→ Written request: Repeat the listing in full. Nothing may be added or left out.

** start **

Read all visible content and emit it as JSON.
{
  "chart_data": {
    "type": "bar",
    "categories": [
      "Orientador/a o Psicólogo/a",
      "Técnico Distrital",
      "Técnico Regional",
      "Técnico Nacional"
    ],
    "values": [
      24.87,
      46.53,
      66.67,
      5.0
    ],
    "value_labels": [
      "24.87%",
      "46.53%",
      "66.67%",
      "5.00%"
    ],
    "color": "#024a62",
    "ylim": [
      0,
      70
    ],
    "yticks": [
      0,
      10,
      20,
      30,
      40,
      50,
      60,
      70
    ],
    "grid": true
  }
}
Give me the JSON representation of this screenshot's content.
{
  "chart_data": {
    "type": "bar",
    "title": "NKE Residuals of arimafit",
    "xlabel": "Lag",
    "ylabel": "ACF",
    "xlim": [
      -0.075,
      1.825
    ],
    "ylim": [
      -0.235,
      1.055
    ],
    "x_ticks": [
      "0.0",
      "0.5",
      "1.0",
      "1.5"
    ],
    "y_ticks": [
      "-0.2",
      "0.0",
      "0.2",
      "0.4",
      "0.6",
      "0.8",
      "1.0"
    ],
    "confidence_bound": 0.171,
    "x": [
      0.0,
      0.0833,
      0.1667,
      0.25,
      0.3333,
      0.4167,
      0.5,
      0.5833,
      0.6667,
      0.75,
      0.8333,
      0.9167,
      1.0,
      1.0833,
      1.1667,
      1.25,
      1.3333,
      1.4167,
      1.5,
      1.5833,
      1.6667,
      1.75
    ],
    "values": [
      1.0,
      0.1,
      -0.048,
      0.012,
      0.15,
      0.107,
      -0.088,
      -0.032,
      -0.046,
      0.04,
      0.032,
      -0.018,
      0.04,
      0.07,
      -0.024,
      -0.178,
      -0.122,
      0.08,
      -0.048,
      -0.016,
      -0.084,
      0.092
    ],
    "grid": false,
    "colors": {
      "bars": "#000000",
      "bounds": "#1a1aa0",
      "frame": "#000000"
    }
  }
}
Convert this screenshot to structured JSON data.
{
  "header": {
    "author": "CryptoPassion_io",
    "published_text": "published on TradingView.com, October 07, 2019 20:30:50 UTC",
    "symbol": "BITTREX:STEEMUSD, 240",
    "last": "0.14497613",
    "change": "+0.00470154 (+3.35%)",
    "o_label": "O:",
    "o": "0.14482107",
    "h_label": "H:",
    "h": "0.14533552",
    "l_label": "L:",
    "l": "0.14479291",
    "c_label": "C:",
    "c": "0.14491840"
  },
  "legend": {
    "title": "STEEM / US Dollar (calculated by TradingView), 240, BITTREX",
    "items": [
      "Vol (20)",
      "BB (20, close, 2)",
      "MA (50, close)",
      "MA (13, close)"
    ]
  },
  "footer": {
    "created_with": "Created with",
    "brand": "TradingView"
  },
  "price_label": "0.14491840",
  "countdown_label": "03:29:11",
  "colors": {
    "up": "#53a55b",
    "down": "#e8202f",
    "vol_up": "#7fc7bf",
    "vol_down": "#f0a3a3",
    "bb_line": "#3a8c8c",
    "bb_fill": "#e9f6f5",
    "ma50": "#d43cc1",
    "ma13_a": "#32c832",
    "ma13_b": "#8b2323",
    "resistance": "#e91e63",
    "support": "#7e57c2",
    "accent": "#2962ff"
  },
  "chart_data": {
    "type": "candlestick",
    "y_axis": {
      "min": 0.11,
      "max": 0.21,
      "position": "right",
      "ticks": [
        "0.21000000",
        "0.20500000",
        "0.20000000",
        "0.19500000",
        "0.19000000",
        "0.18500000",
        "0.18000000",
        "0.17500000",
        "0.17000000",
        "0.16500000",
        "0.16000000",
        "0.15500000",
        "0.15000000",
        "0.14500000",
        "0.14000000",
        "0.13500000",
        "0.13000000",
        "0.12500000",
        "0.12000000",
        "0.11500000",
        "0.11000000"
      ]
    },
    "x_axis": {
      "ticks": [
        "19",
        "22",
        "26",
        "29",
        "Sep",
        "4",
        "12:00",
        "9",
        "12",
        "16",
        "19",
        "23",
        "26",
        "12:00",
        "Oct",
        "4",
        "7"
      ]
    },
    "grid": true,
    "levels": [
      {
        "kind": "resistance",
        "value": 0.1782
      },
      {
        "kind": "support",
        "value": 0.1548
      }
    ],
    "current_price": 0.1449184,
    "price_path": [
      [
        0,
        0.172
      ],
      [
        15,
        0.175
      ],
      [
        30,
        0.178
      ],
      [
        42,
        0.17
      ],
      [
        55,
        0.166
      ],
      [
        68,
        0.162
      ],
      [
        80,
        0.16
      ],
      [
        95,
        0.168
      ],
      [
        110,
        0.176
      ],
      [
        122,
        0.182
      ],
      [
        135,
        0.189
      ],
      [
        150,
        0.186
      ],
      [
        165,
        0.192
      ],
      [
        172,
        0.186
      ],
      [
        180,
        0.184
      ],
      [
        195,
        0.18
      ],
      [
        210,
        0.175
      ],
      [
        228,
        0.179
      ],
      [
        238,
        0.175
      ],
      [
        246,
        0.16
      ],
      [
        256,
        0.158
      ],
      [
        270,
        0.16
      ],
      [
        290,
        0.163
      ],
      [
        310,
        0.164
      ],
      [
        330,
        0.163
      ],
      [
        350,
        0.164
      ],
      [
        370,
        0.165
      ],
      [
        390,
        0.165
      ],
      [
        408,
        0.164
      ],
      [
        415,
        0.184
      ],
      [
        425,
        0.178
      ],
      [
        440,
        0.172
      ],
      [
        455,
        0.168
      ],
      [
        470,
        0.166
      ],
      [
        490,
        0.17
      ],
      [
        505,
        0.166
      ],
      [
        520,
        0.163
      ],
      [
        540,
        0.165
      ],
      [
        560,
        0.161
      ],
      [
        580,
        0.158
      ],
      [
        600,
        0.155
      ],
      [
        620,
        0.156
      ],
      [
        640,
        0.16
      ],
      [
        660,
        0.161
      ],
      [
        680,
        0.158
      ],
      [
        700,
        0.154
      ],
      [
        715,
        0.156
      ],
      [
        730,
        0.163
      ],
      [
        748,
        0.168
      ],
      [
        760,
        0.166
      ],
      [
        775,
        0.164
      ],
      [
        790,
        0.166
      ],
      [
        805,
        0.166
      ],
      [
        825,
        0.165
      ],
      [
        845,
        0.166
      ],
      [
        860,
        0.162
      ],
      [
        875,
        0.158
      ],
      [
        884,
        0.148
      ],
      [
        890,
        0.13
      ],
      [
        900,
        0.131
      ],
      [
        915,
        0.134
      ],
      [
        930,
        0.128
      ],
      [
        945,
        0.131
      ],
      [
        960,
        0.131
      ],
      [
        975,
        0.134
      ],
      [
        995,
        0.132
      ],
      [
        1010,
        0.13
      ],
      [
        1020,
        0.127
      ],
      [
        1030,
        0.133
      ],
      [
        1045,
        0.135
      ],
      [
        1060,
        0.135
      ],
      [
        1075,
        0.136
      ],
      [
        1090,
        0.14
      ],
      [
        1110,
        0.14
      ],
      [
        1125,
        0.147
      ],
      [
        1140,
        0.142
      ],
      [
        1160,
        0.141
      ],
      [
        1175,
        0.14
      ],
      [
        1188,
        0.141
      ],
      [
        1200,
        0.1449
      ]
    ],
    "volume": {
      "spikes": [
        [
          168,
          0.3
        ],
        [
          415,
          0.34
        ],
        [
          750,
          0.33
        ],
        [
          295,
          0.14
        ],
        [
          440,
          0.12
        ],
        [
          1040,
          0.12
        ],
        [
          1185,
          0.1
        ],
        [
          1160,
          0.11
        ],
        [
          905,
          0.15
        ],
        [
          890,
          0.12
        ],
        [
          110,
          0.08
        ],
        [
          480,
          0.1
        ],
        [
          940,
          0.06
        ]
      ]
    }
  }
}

** end **

→ Solution:
Read all visible content and emit it as JSON.
{
  "chart_data": {
    "type": "bar",
    "categories": [
      "Orientador/a o Psicólogo/a",
      "Técnico Distrital",
      "Técnico Regional",
      "Técnico Nacional"
    ],
    "values": [
      24.87,
      46.53,
      66.67,
      5.0
    ],
    "value_labels": [
      "24.87%",
      "46.53%",
      "66.67%",
      "5.00%"
    ],
    "color": "#024a62",
    "ylim": [
      0,
      70
    ],
    "yticks": [
      0,
      10,
      20,
      30,
      40,
      50,
      60,
      70
    ],
    "grid": true
  }
}
Give me the JSON representation of this screenshot's content.
{
  "chart_data": {
    "type": "bar",
    "title": "NKE Residuals of arimafit",
    "xlabel": "Lag",
    "ylabel": "ACF",
    "xlim": [
      -0.075,
      1.825
    ],
    "ylim": [
      -0.235,
      1.055
    ],
    "x_ticks": [
      "0.0",
      "0.5",
      "1.0",
      "1.5"
    ],
    "y_ticks": [
      "-0.2",
      "0.0",
      "0.2",
      "0.4",
      "0.6",
      "0.8",
      "1.0"
    ],
    "confidence_bound": 0.171,
    "x": [
      0.0,
      0.0833,
      0.1667,
      0.25,
      0.3333,
      0.4167,
      0.5,
      0.5833,
      0.6667,
      0.75,
      0.8333,
      0.9167,
      1.0,
      1.0833,
      1.1667,
      1.25,
      1.3333,
      1.4167,
      1.5,
      1.5833,
      1.6667,
      1.75
    ],
    "values": [
      1.0,
      0.1,
      -0.048,
      0.012,
      0.15,
      0.107,
      -0.088,
      -0.032,
      -0.046,
      0.04,
      0.032,
      -0.018,
      0.04,
      0.07,
      -0.024,
      -0.178,
      -0.122,
      0.08,
      -0.048,
      -0.016,
      -0.084,
      0.092
    ],
    "grid": false,
    "colors": {
      "bars": "#000000",
      "bounds": "#1a1aa0",
      "frame": "#000000"
    }
  }
}
Convert this screenshot to structured JSON data.
{
  "header": {
    "author": "CryptoPassion_io",
    "published_text": "published on TradingView.com, October 07, 2019 20:30:50 UTC",
    "symbol": "BITTREX:STEEMUSD, 240",
    "last": "0.14497613",
    "change": "+0.00470154 (+3.35%)",
    "o_label": "O:",
    "o": "0.14482107",
    "h_label": "H:",
    "h": "0.14533552",
    "l_label": "L:",
    "l": "0.14479291",
    "c_label": "C:",
    "c": "0.14491840"
  },
  "legend": {
    "title": "STEEM / US Dollar (calculated by TradingView), 240, BITTREX",
    "items": [
      "Vol (20)",
      "BB (20, close, 2)",
      "MA (50, close)",
      "MA (13, close)"
    ]
  },
  "footer": {
    "created_with": "Created with",
    "brand": "TradingView"
  },
  "price_label": "0.14491840",
  "countdown_label": "03:29:11",
  "colors": {
    "up": "#53a55b",
    "down": "#e8202f",
    "vol_up": "#7fc7bf",
    "vol_down": "#f0a3a3",
    "bb_line": "#3a8c8c",
    "bb_fill": "#e9f6f5",
    "ma50": "#d43cc1",
    "ma13_a": "#32c832",
    "ma13_b": "#8b2323",
    "resistance": "#e91e63",
    "support": "#7e57c2",
    "accent": "#2962ff"
  },
  "chart_data": {
    "type": "candlestick",
    "y_axis": {
      "min": 0.11,
      "max": 0.21,
      "position": "right",
      "ticks": [
        "0.21000000",
        "0.20500000",
        "0.20000000",
        "0.19500000",
        "0.19000000",
        "0.18500000",
        "0.18000000",
        "0.17500000",
        "0.17000000",
        "0.16500000",
        "0.16000000",
        "0.15500000",
        "0.15000000",
        "0.14500000",
        "0.14000000",
        "0.13500000",
        "0.13000000",
        "0.12500000",
        "0.12000000",
        "0.11500000",
        "0.11000000"
      ]
    },
    "x_axis": {
      "ticks": [
        "19",
        "22",
        "26",
        "29",
        "Sep",
        "4",
        "12:00",
        "9",
        "12",
        "16",
        "19",
        "23",
        "26",
        "12:00",
        "Oct",
        "4",
        "7"
      ]
    },
    "grid": true,
    "levels": [
      {
        "kind": "resistance",
        "value": 0.1782
      },
      {
        "kind": "support",
        "value": 0.1548
      }
    ],
    "current_price": 0.1449184,
    "price_path": [
      [
        0,
        0.172
      ],
      [
        15,
        0.175
      ],
      [
        30,
        0.178
      ],
      [
        42,
        0.17
      ],
      [
        55,
        0.166
      ],
      [
        68,
        0.162
      ],
      [
        80,
        0.16
      ],
      [
        95,
        0.168
      ],
      [
        110,
        0.176
      ],
      [
        122,
        0.182
      ],
      [
        135,
        0.189
      ],
      [
        150,
        0.186
      ],
      [
        165,
        0.192
      ],
      [
        172,
        0.186
      ],
      [
        180,
        0.184
      ],
      [
        195,
        0.18
      ],
      [
        210,
        0.175
      ],
      [
        228,
        0.179
      ],
      [
        238,
        0.175
      ],
      [
        246,
        0.16
      ],
      [
        256,
        0.158
      ],
      [
        270,
        0.16
      ],
      [
        290,
        0.163
      ],
      [
        310,
        0.164
      ],
      [
        330,
        0.163
      ],
      [
        350,
        0.164
      ],
      [
        370,
        0.165
      ],
      [
        390,
        0.165
      ],
      [
        408,
        0.164
      ],
      [
        415,
        0.184
      ],
      [
        425,
        0.178
      ],
      [
        440,
        0.172
      ],
      [
        455,
        0.168
      ],
      [
        470,
        0.166
      ],
      [
        490,
        0.17
      ],
      [
        505,
        0.166
      ],
      [
        520,
        0.163
      ],
      [
        540,
        0.165
      ],
      [
        560,
        0.161
      ],
      [
        580,
        0.158
      ],
      [
        600,
        0.155
      ],
      [
        620,
        0.156
      ],
      [
        640,
        0.16
      ],
      [
        660,
        0.161
      ],
      [
        680,
        0.158
      ],
      [
        700,
        0.154
      ],
      [
        715,
        0.156
      ],
      [
        730,
        0.163
      ],
      [
        748,
        0.168
      ],
      [
        760,
        0.166
      ],
      [
        775,
        0.164
      ],
      [
        790,
        0.166
      ],
      [
        805,
        0.166
      ],
      [
        825,
        0.165
      ],
      [
        845,
        0.166
      ],
      [
        860,
        0.162
      ],
      [
        875,
        0.158
      ],
      [
        884,
        0.148
      ],
      [
        890,
        0.13
      ],
      [
        900,
        0.131
      ],
      [
        915,
        0.134
      ],
      [
        930,
        0.128
      ],
      [
        945,
        0.131
      ],
      [
        960,
        0.131
      ],
      [
        975,
        0.134
      ],
      [
        995,
        0.132
      ],
      [
        1010,
        0.13
      ],
      [
        1020,
        0.127
      ],
      [
        1030,
        0.133
      ],
      [
        1045,
        0.135
      ],
      [
        1060,
        0.135
      ],
      [
        1075,
        0.136
      ],
      [
        1090,
        0.14
      ],
      [
        1110,
        0.14
      ],
      [
        1125,
        0.147
      ],
      [
        1140,
        0.142
      ],
      [
        1160,
        0.141
      ],
      [
        1175,
        0.14
      ],
      [
        1188,
        0.141
      ],
      [
        1200,
        0.1449
      ]
    ],
    "volume": {
      "spikes": [
        [
          168,
          0.3
        ],
        [
          415,
          0.34
        ],
        [
          750,
          0.33
        ],
        [
          295,
          0.14
        ],
        [
          440,
          0.12
        ],
        [
          1040,
          0.12
        ],
        [
          1185,
          0.1
        ],
        [
          1160,
          0.11
        ],
        [
          905,
          0.15
        ],
        [
          890,
          0.12
        ],
        [
          110,
          0.08
        ],
        [
          480,
          0.1
        ],
        [
          940,
          0.06
        ]
      ]
    }
  }
}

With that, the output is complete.